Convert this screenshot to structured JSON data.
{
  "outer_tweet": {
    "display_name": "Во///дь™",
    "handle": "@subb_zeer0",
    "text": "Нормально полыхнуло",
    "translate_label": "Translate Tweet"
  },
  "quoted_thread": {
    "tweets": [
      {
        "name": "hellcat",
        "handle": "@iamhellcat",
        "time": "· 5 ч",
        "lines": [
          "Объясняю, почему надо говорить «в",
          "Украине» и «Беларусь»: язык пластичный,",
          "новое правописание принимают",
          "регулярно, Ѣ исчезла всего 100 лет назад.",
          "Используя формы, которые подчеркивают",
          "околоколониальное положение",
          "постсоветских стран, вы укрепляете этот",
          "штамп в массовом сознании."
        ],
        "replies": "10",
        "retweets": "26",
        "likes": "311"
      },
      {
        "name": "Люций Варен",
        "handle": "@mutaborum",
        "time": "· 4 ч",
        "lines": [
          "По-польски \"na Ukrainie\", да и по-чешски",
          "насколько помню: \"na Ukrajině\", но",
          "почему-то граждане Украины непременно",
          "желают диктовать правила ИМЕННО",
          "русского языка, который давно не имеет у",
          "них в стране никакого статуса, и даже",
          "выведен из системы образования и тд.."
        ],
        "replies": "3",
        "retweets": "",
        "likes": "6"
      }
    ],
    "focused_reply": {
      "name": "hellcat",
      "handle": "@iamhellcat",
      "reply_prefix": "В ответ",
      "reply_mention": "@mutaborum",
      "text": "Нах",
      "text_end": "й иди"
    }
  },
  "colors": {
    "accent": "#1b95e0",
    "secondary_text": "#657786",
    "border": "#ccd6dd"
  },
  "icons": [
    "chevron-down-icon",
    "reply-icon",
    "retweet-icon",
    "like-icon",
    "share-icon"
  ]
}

---*---

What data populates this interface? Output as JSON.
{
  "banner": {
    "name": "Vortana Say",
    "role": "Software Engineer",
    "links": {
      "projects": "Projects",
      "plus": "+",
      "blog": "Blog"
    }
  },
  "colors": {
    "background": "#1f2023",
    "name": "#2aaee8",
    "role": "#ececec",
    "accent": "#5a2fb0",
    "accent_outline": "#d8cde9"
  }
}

---*---

Brief – In the records above, locate every line with the string "data" and copy it.

Answer for the task –
Convert this screenshot to structured JSON data.
What data populates this interface? Output as JSON.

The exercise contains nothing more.